• **The input**

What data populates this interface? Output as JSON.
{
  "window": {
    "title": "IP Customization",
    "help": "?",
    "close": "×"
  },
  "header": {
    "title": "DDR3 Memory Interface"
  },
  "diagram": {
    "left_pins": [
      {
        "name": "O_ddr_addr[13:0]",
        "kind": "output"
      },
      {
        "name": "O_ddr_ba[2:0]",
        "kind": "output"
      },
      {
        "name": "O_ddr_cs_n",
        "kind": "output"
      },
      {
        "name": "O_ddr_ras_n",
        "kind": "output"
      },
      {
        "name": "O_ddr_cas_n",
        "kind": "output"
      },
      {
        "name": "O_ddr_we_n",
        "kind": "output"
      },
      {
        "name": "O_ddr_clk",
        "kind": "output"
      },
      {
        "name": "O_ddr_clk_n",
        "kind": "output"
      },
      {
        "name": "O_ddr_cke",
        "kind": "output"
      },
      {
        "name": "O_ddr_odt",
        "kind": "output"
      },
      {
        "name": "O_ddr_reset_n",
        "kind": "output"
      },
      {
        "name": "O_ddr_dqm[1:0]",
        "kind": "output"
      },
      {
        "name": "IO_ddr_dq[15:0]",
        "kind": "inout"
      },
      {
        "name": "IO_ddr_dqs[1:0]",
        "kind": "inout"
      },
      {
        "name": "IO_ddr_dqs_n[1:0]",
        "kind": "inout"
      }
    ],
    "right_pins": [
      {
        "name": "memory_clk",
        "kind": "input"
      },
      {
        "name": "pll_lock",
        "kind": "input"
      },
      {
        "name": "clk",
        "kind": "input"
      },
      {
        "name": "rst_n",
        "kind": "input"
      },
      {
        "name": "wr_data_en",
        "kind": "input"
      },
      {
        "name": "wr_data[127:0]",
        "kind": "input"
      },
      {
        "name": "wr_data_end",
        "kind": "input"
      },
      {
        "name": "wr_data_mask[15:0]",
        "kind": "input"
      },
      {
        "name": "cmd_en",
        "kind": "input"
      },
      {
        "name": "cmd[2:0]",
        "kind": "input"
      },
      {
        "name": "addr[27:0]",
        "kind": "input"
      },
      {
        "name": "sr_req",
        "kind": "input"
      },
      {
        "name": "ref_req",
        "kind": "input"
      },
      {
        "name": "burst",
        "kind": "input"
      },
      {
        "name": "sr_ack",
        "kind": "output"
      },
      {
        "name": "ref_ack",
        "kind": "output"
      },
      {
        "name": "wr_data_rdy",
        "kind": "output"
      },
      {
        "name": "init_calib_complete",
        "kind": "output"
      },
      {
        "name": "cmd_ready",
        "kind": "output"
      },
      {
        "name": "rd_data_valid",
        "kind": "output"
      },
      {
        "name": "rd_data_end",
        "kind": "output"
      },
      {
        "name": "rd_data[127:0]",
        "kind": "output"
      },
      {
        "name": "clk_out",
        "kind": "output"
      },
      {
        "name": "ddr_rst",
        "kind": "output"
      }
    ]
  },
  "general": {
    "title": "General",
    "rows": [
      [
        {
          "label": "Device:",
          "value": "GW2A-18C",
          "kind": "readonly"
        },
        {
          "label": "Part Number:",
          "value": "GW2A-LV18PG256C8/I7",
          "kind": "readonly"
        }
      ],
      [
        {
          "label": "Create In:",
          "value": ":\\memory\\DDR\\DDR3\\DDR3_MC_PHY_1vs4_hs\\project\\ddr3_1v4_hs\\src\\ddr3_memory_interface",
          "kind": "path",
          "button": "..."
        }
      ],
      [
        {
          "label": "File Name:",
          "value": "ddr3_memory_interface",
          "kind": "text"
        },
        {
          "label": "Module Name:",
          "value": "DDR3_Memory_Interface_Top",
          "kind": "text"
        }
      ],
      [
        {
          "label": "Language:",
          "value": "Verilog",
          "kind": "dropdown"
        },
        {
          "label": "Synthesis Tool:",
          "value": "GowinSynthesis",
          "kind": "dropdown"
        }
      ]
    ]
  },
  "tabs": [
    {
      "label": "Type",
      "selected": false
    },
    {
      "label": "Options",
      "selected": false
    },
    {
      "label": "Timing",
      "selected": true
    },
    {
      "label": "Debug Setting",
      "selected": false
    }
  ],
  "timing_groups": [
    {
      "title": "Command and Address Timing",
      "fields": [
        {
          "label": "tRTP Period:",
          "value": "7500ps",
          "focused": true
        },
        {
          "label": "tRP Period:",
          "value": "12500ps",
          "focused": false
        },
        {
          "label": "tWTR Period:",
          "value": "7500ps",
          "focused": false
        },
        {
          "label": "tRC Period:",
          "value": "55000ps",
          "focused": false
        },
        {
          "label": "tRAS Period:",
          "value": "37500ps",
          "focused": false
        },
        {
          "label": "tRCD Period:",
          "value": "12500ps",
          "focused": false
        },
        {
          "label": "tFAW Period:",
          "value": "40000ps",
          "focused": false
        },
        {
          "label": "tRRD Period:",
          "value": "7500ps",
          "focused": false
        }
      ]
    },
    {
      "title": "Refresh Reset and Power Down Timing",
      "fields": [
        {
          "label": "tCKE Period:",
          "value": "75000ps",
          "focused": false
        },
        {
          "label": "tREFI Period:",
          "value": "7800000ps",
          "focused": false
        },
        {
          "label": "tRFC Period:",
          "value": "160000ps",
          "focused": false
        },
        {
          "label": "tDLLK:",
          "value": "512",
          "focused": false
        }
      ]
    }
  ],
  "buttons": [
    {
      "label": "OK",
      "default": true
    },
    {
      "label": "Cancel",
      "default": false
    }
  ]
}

• **What to do**
Transcribe the material above in its entirety. Match it exactly.

• **Completed exercise**
What data populates this interface? Output as JSON.
{
  "window": {
    "title": "IP Customization",
    "help": "?",
    "close": "×"
  },
  "header": {
    "title": "DDR3 Memory Interface"
  },
  "diagram": {
    "left_pins": [
      {
        "name": "O_ddr_addr[13:0]",
        "kind": "output"
      },
      {
        "name": "O_ddr_ba[2:0]",
        "kind": "output"
      },
      {
        "name": "O_ddr_cs_n",
        "kind": "output"
      },
      {
        "name": "O_ddr_ras_n",
        "kind": "output"
      },
      {
        "name": "O_ddr_cas_n",
        "kind": "output"
      },
      {
        "name": "O_ddr_we_n",
        "kind": "output"
      },
      {
        "name": "O_ddr_clk",
        "kind": "output"
      },
      {
        "name": "O_ddr_clk_n",
        "kind": "output"
      },
      {
        "name": "O_ddr_cke",
        "kind": "output"
      },
      {
        "name": "O_ddr_odt",
        "kind": "output"
      },
      {
        "name": "O_ddr_reset_n",
        "kind": "output"
      },
      {
        "name": "O_ddr_dqm[1:0]",
        "kind": "output"
      },
      {
        "name": "IO_ddr_dq[15:0]",
        "kind": "inout"
      },
      {
        "name": "IO_ddr_dqs[1:0]",
        "kind": "inout"
      },
      {
        "name": "IO_ddr_dqs_n[1:0]",
        "kind": "inout"
      }
    ],
    "right_pins": [
      {
        "name": "memory_clk",
        "kind": "input"
      },
      {
        "name": "pll_lock",
        "kind": "input"
      },
      {
        "name": "clk",
        "kind": "input"
      },
      {
        "name": "rst_n",
        "kind": "input"
      },
      {
        "name": "wr_data_en",
        "kind": "input"
      },
      {
        "name": "wr_data[127:0]",
        "kind": "input"
      },
      {
        "name": "wr_data_end",
        "kind": "input"
      },
      {
        "name": "wr_data_mask[15:0]",
        "kind": "input"
      },
      {
        "name": "cmd_en",
        "kind": "input"
      },
      {
        "name": "cmd[2:0]",
        "kind": "input"
      },
      {
        "name": "addr[27:0]",
        "kind": "input"
      },
      {
        "name": "sr_req",
        "kind": "input"
      },
      {
        "name": "ref_req",
        "kind": "input"
      },
      {
        "name": "burst",
        "kind": "input"
      },
      {
        "name": "sr_ack",
        "kind": "output"
      },
      {
        "name": "ref_ack",
        "kind": "output"
      },
      {
        "name": "wr_data_rdy",
        "kind": "output"
      },
      {
        "name": "init_calib_complete",
        "kind": "output"
      },
      {
        "name": "cmd_ready",
        "kind": "output"
      },
      {
        "name": "rd_data_valid",
        "kind": "output"
      },
      {
        "name": "rd_data_end",
        "kind": "output"
      },
      {
        "name": "rd_data[127:0]",
        "kind": "output"
      },
      {
        "name": "clk_out",
        "kind": "output"
      },
      {
        "name": "ddr_rst",
        "kind": "output"
      }
    ]
  },
  "general": {
    "title": "General",
    "rows": [
      [
        {
          "label": "Device:",
          "value": "GW2A-18C",
          "kind": "readonly"
        },
        {
          "label": "Part Number:",
          "value": "GW2A-LV18PG256C8/I7",
          "kind": "readonly"
        }
      ],
      [
        {
          "label": "Create In:",
          "value": ":\\memory\\DDR\\DDR3\\DDR3_MC_PHY_1vs4_hs\\project\\ddr3_1v4_hs\\src\\ddr3_memory_interface",
          "kind": "path",
          "button": "..."
        }
      ],
      [
        {
          "label": "File Name:",
          "value": "ddr3_memory_interface",
          "kind": "text"
        },
        {
          "label": "Module Name:",
          "value": "DDR3_Memory_Interface_Top",
          "kind": "text"
        }
      ],
      [
        {
          "label": "Language:",
          "value": "Verilog",
          "kind": "dropdown"
        },
        {
          "label": "Synthesis Tool:",
          "value": "GowinSynthesis",
          "kind": "dropdown"
        }
      ]
    ]
  },
  "tabs": [
    {
      "label": "Type",
      "selected": false
    },
    {
      "label": "Options",
      "selected": false
    },
    {
      "label": "Timing",
      "selected": true
    },
    {
      "label": "Debug Setting",
      "selected": false
    }
  ],
  "timing_groups": [
    {
      "title": "Command and Address Timing",
      "fields": [
        {
          "label": "tRTP Period:",
          "value": "7500ps",
          "focused": true
        },
        {
          "label": "tRP Period:",
          "value": "12500ps",
          "focused": false
        },
        {
          "label": "tWTR Period:",
          "value": "7500ps",
          "focused": false
        },
        {
          "label": "tRC Period:",
          "value": "55000ps",
          "focused": false
        },
        {
          "label": "tRAS Period:",
          "value": "37500ps",
          "focused": false
        },
        {
          "label": "tRCD Period:",
          "value": "12500ps",
          "focused": false
        },
        {
          "label": "tFAW Period:",
          "value": "40000ps",
          "focused": false
        },
        {
          "label": "tRRD Period:",
          "value": "7500ps",
          "focused": false
        }
      ]
    },
    {
      "title": "Refresh Reset and Power Down Timing",
      "fields": [
        {
          "label": "tCKE Period:",
          "value": "75000ps",
          "focused": false
        },
        {
          "label": "tREFI Period:",
          "value": "7800000ps",
          "focused": false
        },
        {
          "label": "tRFC Period:",
          "value": "160000ps",
          "focused": false
        },
        {
          "label": "tDLLK:",
          "value": "512",
          "focused": false
        }
      ]
    }
  ],
  "buttons": [
    {
      "label": "OK",
      "default": true
    },
    {
      "label": "Cancel",
      "default": false
    }
  ]
}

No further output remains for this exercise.